__WORK TO BE COMPLETED__: Copy the lines holding the word "support", all of them.

--- START ---

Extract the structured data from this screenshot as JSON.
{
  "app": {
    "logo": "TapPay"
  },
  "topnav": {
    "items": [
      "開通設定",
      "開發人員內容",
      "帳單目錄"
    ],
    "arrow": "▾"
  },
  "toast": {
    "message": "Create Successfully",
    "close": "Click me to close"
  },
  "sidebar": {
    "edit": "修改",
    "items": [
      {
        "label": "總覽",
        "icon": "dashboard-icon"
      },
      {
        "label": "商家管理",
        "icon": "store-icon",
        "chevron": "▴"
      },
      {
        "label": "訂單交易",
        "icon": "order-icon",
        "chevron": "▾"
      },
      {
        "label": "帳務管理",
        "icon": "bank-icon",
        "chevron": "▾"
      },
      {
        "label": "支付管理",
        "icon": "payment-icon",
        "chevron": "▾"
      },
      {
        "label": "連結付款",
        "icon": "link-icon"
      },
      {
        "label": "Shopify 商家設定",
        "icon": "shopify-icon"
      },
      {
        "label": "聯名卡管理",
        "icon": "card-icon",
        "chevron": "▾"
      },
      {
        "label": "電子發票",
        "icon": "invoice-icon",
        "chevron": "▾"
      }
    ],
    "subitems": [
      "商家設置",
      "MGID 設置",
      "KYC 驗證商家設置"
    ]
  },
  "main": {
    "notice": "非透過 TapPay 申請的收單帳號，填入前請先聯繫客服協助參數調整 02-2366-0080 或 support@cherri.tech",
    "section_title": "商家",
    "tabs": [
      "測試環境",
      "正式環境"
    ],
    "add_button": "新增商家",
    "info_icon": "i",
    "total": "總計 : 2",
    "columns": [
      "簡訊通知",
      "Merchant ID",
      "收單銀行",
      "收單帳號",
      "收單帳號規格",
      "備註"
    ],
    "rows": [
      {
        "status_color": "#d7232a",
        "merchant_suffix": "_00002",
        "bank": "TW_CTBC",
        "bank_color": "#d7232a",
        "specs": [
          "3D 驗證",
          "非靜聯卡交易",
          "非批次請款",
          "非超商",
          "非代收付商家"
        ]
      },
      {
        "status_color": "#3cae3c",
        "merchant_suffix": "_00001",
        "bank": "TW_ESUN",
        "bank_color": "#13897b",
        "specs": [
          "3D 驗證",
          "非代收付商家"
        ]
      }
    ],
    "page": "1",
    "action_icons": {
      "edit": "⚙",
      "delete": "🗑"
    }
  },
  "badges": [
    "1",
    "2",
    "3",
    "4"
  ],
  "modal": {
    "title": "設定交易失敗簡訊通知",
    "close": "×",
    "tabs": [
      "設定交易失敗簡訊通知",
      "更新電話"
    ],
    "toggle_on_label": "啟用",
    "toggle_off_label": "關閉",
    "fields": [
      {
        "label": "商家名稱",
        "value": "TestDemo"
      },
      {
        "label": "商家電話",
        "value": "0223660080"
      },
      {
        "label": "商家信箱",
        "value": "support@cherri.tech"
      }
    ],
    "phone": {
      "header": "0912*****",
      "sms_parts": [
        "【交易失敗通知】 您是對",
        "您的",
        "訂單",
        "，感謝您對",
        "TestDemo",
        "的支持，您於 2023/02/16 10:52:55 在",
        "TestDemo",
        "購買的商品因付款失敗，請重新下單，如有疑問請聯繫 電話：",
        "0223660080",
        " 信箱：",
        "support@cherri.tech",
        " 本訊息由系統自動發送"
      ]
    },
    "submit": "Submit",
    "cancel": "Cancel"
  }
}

--- END ---

__TASK SOLUTION__:
    "notice": "非透過 TapPay 申請的收單帳號，填入前請先聯繫客服協助參數調整 02-2366-0080 或 support@cherri.tech",
        "value": "support@cherri.tech"
        "support@cherri.tech",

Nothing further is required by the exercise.